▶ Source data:
** START **

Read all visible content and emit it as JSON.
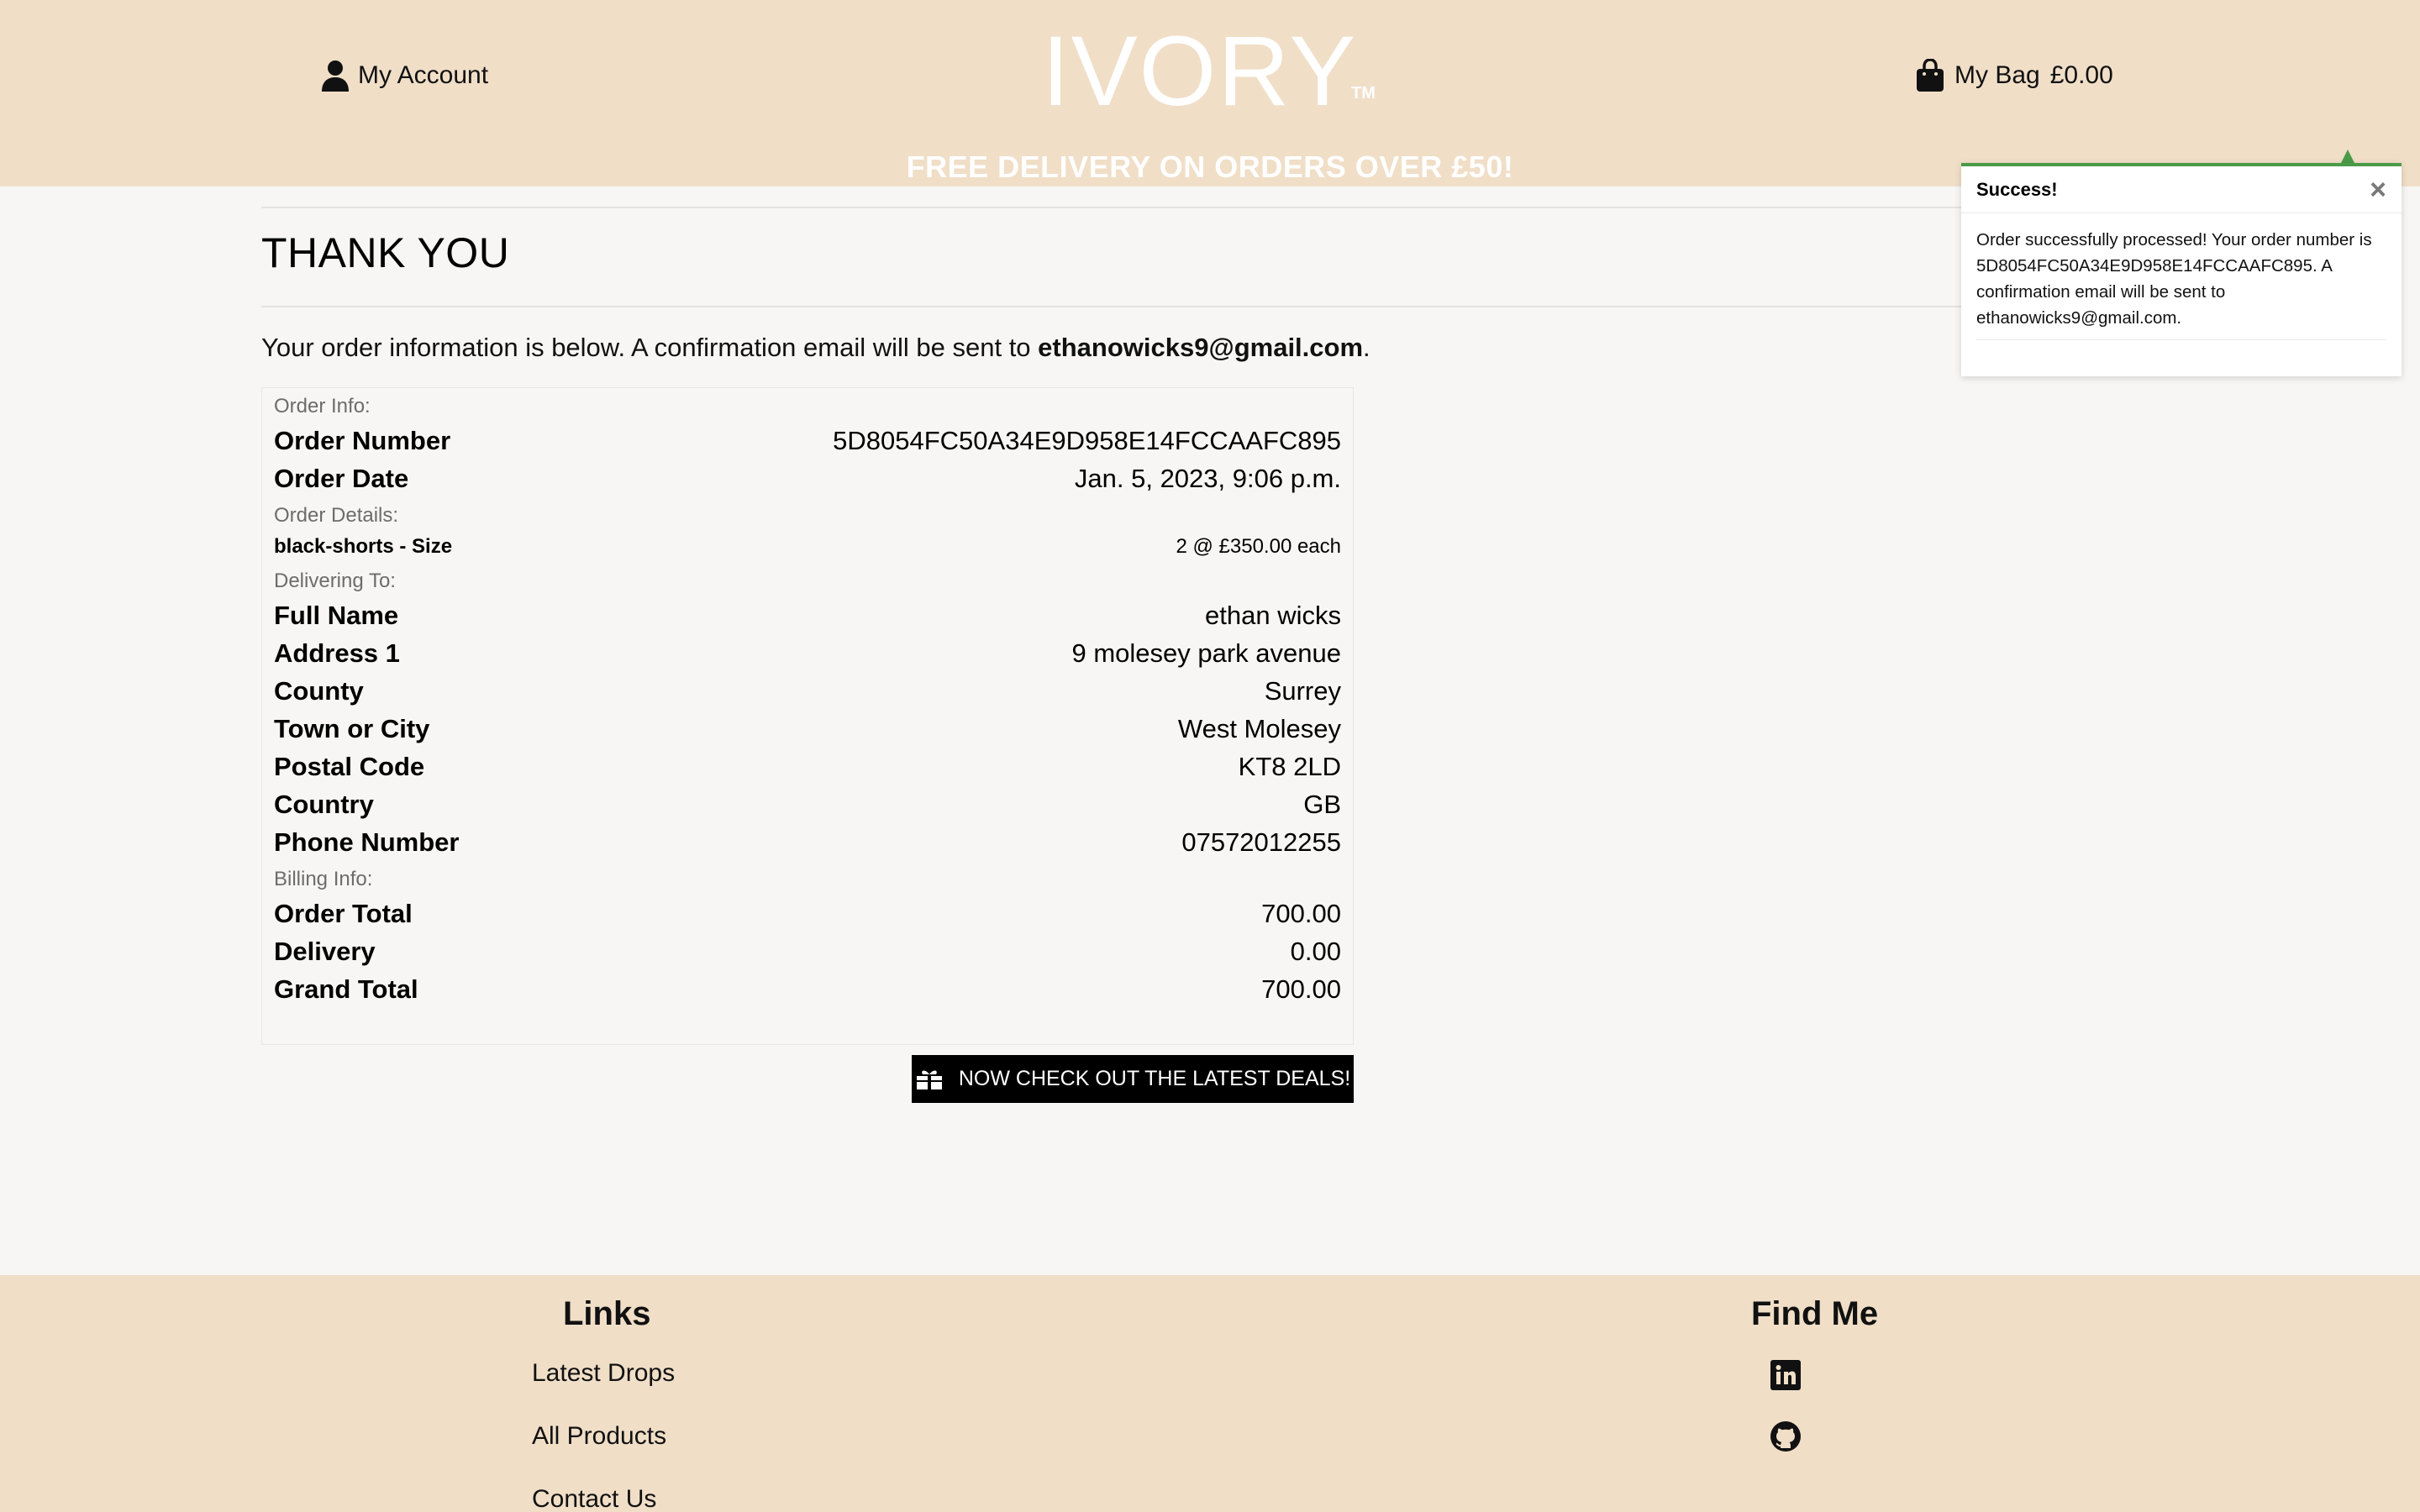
{
  "header": {
    "account_label": "My Account",
    "logo": "IVORY",
    "trademark": "TM",
    "bag_label": "My Bag",
    "bag_total": "£0.00",
    "banner": "FREE DELIVERY ON ORDERS OVER £50!"
  },
  "main": {
    "title": "THANK YOU",
    "intro_text": "Your order information is below. A confirmation email will be sent to ",
    "intro_email": "ethanowicks9@gmail.com",
    "intro_end": "."
  },
  "order": {
    "order_info_label": "Order Info:",
    "order_number_label": "Order Number",
    "order_number": "5D8054FC50A34E9D958E14FCCAAFC895",
    "order_date_label": "Order Date",
    "order_date": "Jan. 5, 2023, 9:06 p.m.",
    "order_details_label": "Order Details:",
    "item_name": "black-shorts - Size",
    "item_qty": "2 @ £350.00 each",
    "delivering_label": "Delivering To:",
    "full_name_label": "Full Name",
    "full_name": "ethan wicks",
    "address1_label": "Address 1",
    "address1": "9 molesey park avenue",
    "county_label": "County",
    "county": "Surrey",
    "town_label": "Town or City",
    "town": "West Molesey",
    "postcode_label": "Postal Code",
    "postcode": "KT8 2LD",
    "country_label": "Country",
    "country": "GB",
    "phone_label": "Phone Number",
    "phone": "07572012255",
    "billing_label": "Billing Info:",
    "order_total_label": "Order Total",
    "order_total": "700.00",
    "delivery_label": "Delivery",
    "delivery": "0.00",
    "grand_total_label": "Grand Total",
    "grand_total": "700.00"
  },
  "cta_label": "NOW CHECK OUT THE LATEST DEALS!",
  "toast": {
    "title": "Success!",
    "close": "×",
    "message": "Order successfully processed! Your order number is 5D8054FC50A34E9D958E14FCCAAFC895. A confirmation email will be sent to ethanowicks9@gmail.com."
  },
  "footer": {
    "links_heading": "Links",
    "links": [
      "Latest Drops",
      "All Products",
      "Contact Us"
    ],
    "find_heading": "Find Me",
    "icons": [
      "linkedin-icon",
      "github-icon"
    ]
  },
  "colors": {
    "header_bg": "#f0dec7",
    "page_bg": "#f7f6f4",
    "toast_accent": "#4a9b47",
    "button_bg": "#000000"
  }
}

** END **

▶ YOUR TASK:
Which lines hold the word "will"? Copy all of them.

▶ THE SOLUTION:
    "intro_text": "Your order information is below. A confirmation email will be sent to ",
    "message": "Order successfully processed! Your order number is 5D8054FC50A34E9D958E14FCCAAFC895. A confirmation email will be sent to ethanowicks9@gmail.com."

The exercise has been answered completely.